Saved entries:
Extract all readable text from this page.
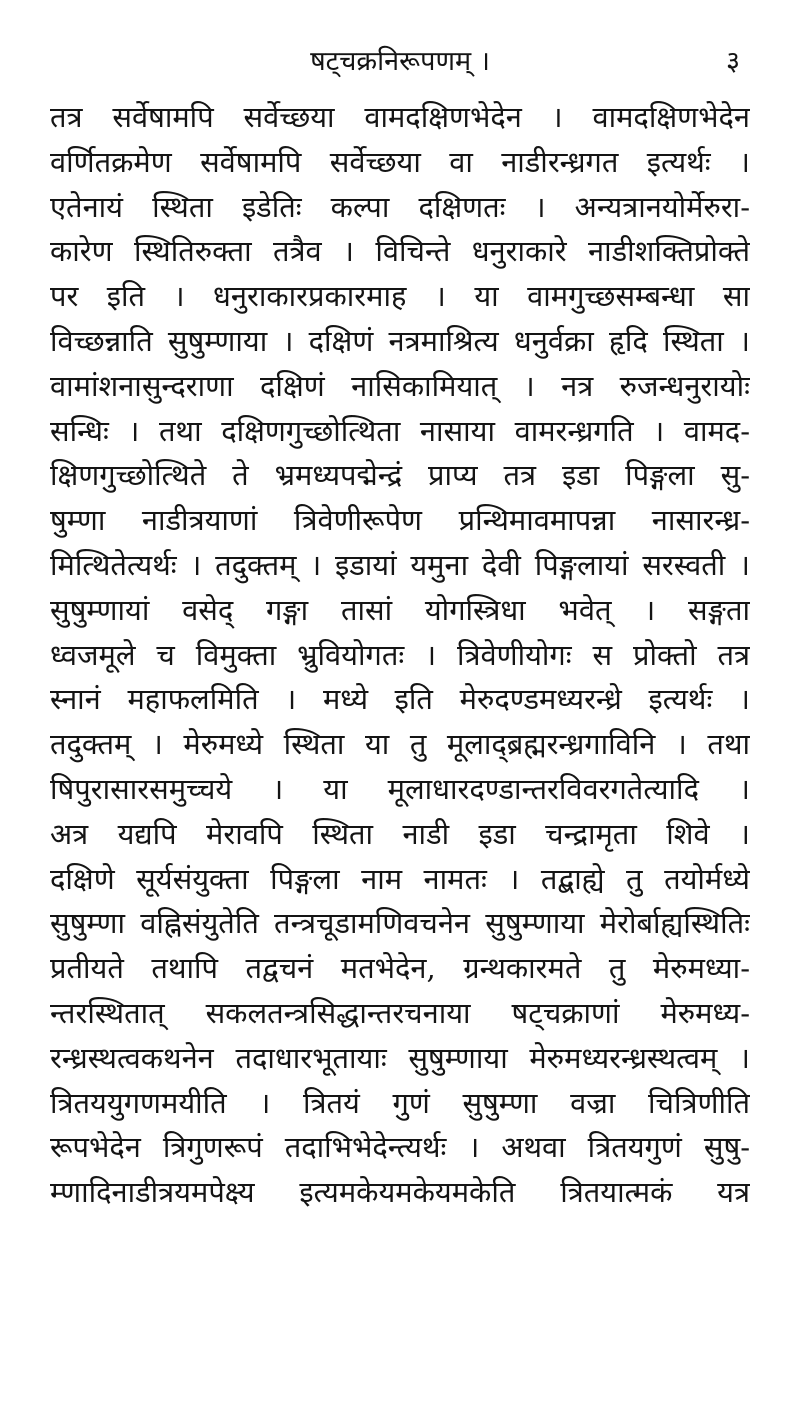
षट्चक्रनिरूपणम् ।	३
तत्र सर्वेषामपि सर्वेच्छया वामदक्षिणभेदेन । वामदक्षिणभेदेन
वर्णितक्रमेण सर्वेषामपि सर्वेच्छया वा नाडीरन्ध्रगत इत्यर्थः ।
एतेनायं स्थिता इडेतिः कल्पा दक्षिणतः । अन्यत्रानयोर्मेरुरा-
कारेण स्थितिरुक्ता तत्रैव । विचिन्ते धनुराकारे नाडीशक्तिप्रोक्ते
पर इति । धनुराकारप्रकारमाह । या वामगुच्छसम्बन्धा सा
विच्छन्नाति सुषुम्णाया । दक्षिणं नत्रमाश्रित्य धनुर्वक्रा हृदि स्थिता ।
वामांशनासुन्दराणा दक्षिणं नासिकामियात् । नत्र रुजन्धनुरायोः
सन्धिः । तथा दक्षिणगुच्छोत्थिता नासाया वामरन्ध्रगति । वामद-
क्षिणगुच्छोत्थिते ते भ्रमध्यपद्मेन्द्रं प्राप्य तत्र इडा पिङ्गला सु-
षुम्णा नाडीत्रयाणां त्रिवेणीरूपेण प्रन्थिमावमापन्ना नासारन्ध्र-
मित्थितेत्यर्थः । तदुक्तम् । इडायां यमुना देवी पिङ्गलायां सरस्वती ।
सुषुम्णायां वसेद् गङ्गा तासां योगस्त्रिधा भवेत् । सङ्गता
ध्वजमूले च विमुक्ता भ्रुवियोगतः । त्रिवेणीयोगः स प्रोक्तो तत्र
स्नानं महाफलमिति । मध्ये इति मेरुदण्डमध्यरन्ध्रे इत्यर्थः ।
तदुक्तम् । मेरुमध्ये स्थिता या तु मूलाद्ब्रह्मरन्ध्रगाविनि । तथा
षिपुरासारसमुच्चये । या मूलाधारदण्डान्तरविवरगतेत्यादि ।
अत्र यद्यपि मेरावपि स्थिता नाडी इडा चन्द्रामृता शिवे ।
दक्षिणे सूर्यसंयुक्ता पिङ्गला नाम नामतः । तद्बाह्ये तु तयोर्मध्ये
सुषुम्णा वह्निसंयुतेति तन्त्रचूडामणिवचनेन सुषुम्णाया मेरोर्बाह्यस्थितिः
प्रतीयते तथापि तद्वचनं मतभेदेन, ग्रन्थकारमते तु मेरुमध्या-
न्तरस्थितात् सकलतन्त्रसिद्धान्तरचनाया षट्चक्राणां मेरुमध्य-
रन्ध्रस्थत्वकथनेन तदाधारभूतायाः सुषुम्णाया मेरुमध्यरन्ध्रस्थत्वम् ।
त्रितययुगणमयीति । त्रितयं गुणं सुषुम्णा वज्रा चित्रिणीति
रूपभेदेन त्रिगुणरूपं तदाभिभेदेन्त्यर्थः । अथवा त्रितयगुणं सुषु-
म्णादिनाडीत्रयमपेक्ष्य इत्यमकेयमकेयमकेति त्रितयात्मकं यत्र
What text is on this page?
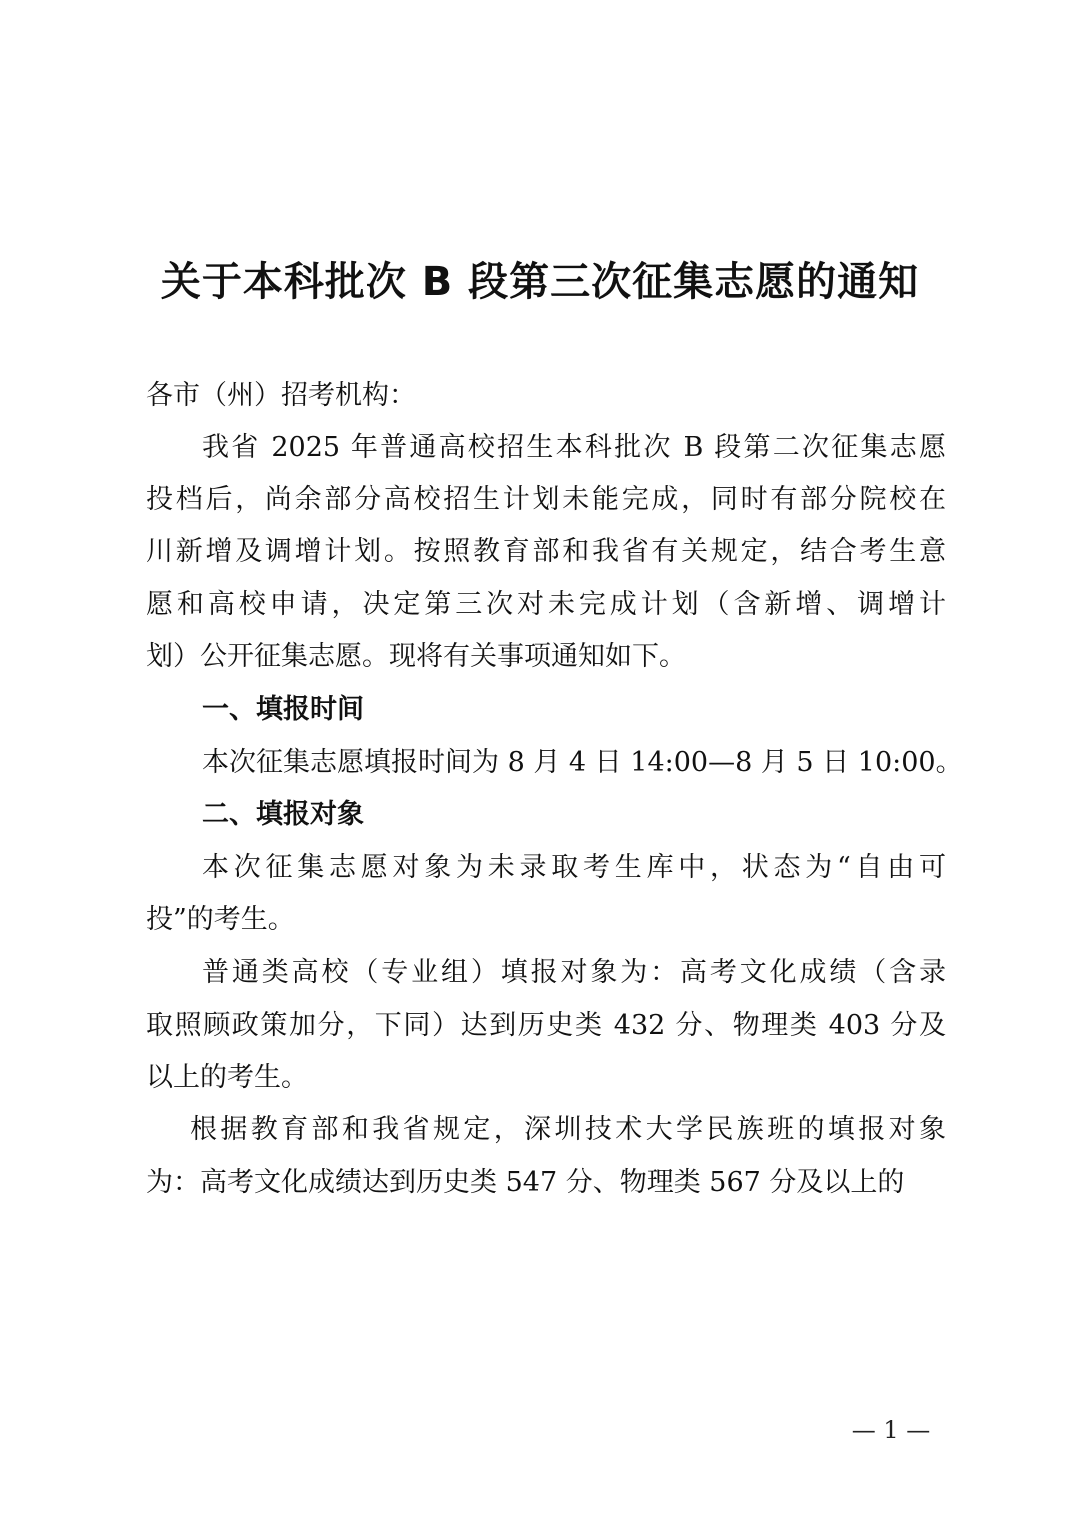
关于本科批次 B 段第三次征集志愿的通知
各市（州）招考机构：
我省 2025 年普通高校招生本科批次 B 段第二次征集志愿
投档后，尚余部分高校招生计划未能完成，同时有部分院校在
川新增及调增计划。按照教育部和我省有关规定，结合考生意
愿和高校申请，决定第三次对未完成计划（含新增、调增计
划）公开征集志愿。现将有关事项通知如下。
一、填报时间
本次征集志愿填报时间为 8 月 4 日 14:00—8 月 5 日 10:00。
二、填报对象
本次征集志愿对象为未录取考生库中，状态为“自由可
投”的考生。
普通类高校（专业组）填报对象为：高考文化成绩（含录
取照顾政策加分，下同）达到历史类 432 分、物理类 403 分及
以上的考生。
根据教育部和我省规定，深圳技术大学民族班的填报对象
为：高考文化成绩达到历史类 547 分、物理类 567 分及以上的
— 1 —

**Task description:**
Quote the material in full and exactly; do not carry over its pictures.

**The answer:**
Extract all readable text from this page.
षट्चक्रनिरूपणम् ।	३
तत्र सर्वेषामपि सर्वेच्छया वामदक्षिणभेदेन । वामदक्षिणभेदेन
वर्णितक्रमेण सर्वेषामपि सर्वेच्छया वा नाडीरन्ध्रगत इत्यर्थः ।
एतेनायं स्थिता इडेतिः कल्पा दक्षिणतः । अन्यत्रानयोर्मेरुरा-
कारेण स्थितिरुक्ता तत्रैव । विचिन्ते धनुराकारे नाडीशक्तिप्रोक्ते
पर इति । धनुराकारप्रकारमाह । या वामगुच्छसम्बन्धा सा
विच्छन्नाति सुषुम्णाया । दक्षिणं नत्रमाश्रित्य धनुर्वक्रा हृदि स्थिता ।
वामांशनासुन्दराणा दक्षिणं नासिकामियात् । नत्र रुजन्धनुरायोः
सन्धिः । तथा दक्षिणगुच्छोत्थिता नासाया वामरन्ध्रगति । वामद-
क्षिणगुच्छोत्थिते ते भ्रमध्यपद्मेन्द्रं प्राप्य तत्र इडा पिङ्गला सु-
षुम्णा नाडीत्रयाणां त्रिवेणीरूपेण प्रन्थिमावमापन्ना नासारन्ध्र-
मित्थितेत्यर्थः । तदुक्तम् । इडायां यमुना देवी पिङ्गलायां सरस्वती ।
सुषुम्णायां वसेद् गङ्गा तासां योगस्त्रिधा भवेत् । सङ्गता
ध्वजमूले च विमुक्ता भ्रुवियोगतः । त्रिवेणीयोगः स प्रोक्तो तत्र
स्नानं महाफलमिति । मध्ये इति मेरुदण्डमध्यरन्ध्रे इत्यर्थः ।
तदुक्तम् । मेरुमध्ये स्थिता या तु मूलाद्ब्रह्मरन्ध्रगाविनि । तथा
षिपुरासारसमुच्चये । या मूलाधारदण्डान्तरविवरगतेत्यादि ।
अत्र यद्यपि मेरावपि स्थिता नाडी इडा चन्द्रामृता शिवे ।
दक्षिणे सूर्यसंयुक्ता पिङ्गला नाम नामतः । तद्बाह्ये तु तयोर्मध्ये
सुषुम्णा वह्निसंयुतेति तन्त्रचूडामणिवचनेन सुषुम्णाया मेरोर्बाह्यस्थितिः
प्रतीयते तथापि तद्वचनं मतभेदेन, ग्रन्थकारमते तु मेरुमध्या-
न्तरस्थितात् सकलतन्त्रसिद्धान्तरचनाया षट्चक्राणां मेरुमध्य-
रन्ध्रस्थत्वकथनेन तदाधारभूतायाः सुषुम्णाया मेरुमध्यरन्ध्रस्थत्वम् ।
त्रितययुगणमयीति । त्रितयं गुणं सुषुम्णा वज्रा चित्रिणीति
रूपभेदेन त्रिगुणरूपं तदाभिभेदेन्त्यर्थः । अथवा त्रितयगुणं सुषु-
म्णादिनाडीत्रयमपेक्ष्य इत्यमकेयमकेयमकेति त्रितयात्मकं यत्र
What text is on this page?
关于本科批次 B 段第三次征集志愿的通知
各市（州）招考机构：
我省 2025 年普通高校招生本科批次 B 段第二次征集志愿
投档后，尚余部分高校招生计划未能完成，同时有部分院校在
川新增及调增计划。按照教育部和我省有关规定，结合考生意
愿和高校申请，决定第三次对未完成计划（含新增、调增计
划）公开征集志愿。现将有关事项通知如下。
一、填报时间
本次征集志愿填报时间为 8 月 4 日 14:00—8 月 5 日 10:00。
二、填报对象
本次征集志愿对象为未录取考生库中，状态为“自由可
投”的考生。
普通类高校（专业组）填报对象为：高考文化成绩（含录
取照顾政策加分，下同）达到历史类 432 分、物理类 403 分及
以上的考生。
根据教育部和我省规定，深圳技术大学民族班的填报对象
为：高考文化成绩达到历史类 547 分、物理类 567 分及以上的
— 1 —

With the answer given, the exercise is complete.